* _TASK_
Repeat everything in the passage on nutrition in the elderly from "With increasing age, lean" down to "younger age group.", with no changes.

* _DOCUMENT SEGMENT_
....................
The geriatric population makes up the fastest growing segment of our society. It has been projected that nation’s population aged 65 and over will exceed 31.8 million by the year 2000. Although it is known that nutritional status plays a significant role in the quality of life of the elderly, methods for the assessment of the nutritional needs of this population and identification of appropriate dietary goals to ensure their health has just begun.

With increasing age, lean body mass, metabolic rate and physical activity decline and protein tissue is gradually replaced with fat, even though the individual may not become overweight. The decrease in physical activity and metabolic rate mandate a downward adjustment of caloric intake to prevent excessive weight gain. For men, energy expenditure decreases by 21% between ages 20 and 74 and by another 31% between ages 75 and 99. The National Research Council has suggested that calorie intake be reduced by 5% per decade after the age of 55. This caloric reduction should be effected by reducing fat and carbohydrate intake, since protein requirements are at least as great in the elderly as in younger age group.
....................
* _GIVEN ENTRIES_
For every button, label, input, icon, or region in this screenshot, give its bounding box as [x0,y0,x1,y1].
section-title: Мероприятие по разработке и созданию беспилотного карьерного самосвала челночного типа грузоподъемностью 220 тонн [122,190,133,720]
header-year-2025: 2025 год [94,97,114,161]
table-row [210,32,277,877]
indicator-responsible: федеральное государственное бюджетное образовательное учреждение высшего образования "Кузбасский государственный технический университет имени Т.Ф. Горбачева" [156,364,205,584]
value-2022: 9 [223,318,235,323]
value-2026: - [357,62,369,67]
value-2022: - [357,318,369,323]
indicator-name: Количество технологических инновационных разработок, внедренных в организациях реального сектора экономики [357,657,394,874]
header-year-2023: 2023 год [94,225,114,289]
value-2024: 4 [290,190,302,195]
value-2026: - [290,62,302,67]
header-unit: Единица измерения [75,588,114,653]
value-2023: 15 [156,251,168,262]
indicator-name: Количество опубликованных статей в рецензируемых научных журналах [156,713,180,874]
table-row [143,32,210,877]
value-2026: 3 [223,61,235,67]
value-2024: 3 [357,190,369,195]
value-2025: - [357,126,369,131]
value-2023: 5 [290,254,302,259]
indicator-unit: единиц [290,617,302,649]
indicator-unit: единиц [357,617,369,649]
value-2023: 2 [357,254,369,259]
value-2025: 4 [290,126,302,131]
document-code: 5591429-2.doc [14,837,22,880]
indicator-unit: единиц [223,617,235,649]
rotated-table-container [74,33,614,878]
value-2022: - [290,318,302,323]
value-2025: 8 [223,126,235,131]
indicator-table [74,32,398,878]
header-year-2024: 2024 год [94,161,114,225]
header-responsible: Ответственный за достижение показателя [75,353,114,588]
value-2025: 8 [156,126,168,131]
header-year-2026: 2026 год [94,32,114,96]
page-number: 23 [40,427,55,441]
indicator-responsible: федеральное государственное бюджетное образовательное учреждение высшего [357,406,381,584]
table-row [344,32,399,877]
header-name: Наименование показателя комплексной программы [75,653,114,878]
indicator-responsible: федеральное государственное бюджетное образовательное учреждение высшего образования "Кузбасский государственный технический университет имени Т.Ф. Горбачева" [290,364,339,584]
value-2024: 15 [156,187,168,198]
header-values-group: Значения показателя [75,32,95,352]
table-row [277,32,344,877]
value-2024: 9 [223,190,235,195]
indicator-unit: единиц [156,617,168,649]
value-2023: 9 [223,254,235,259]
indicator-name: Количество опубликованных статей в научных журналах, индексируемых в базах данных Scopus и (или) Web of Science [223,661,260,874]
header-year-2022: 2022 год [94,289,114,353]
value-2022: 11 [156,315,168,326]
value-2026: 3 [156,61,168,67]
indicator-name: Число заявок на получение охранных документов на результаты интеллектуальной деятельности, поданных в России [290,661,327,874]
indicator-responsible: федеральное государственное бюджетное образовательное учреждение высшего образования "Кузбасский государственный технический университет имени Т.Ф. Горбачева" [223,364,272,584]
....................
* _EXPECTED OUTPUT_
With increasing age, lean body mass, metabolic rate and physical activity decline and protein tissue is gradually replaced with fat, even though the individual may not become overweight. The decrease in physical activity and metabolic rate mandate a downward adjustment of caloric intake to prevent excessive weight gain. For men, energy expenditure decreases by 21% between ages 20 and 74 and by another 31% between ages 75 and 99. The National Research Council has suggested that calorie intake be reduced by 5% per decade after the age of 55. This caloric reduction should be effected by reducing fat and carbohydrate intake, since protein requirements are at least as great in the elderly as in younger age group.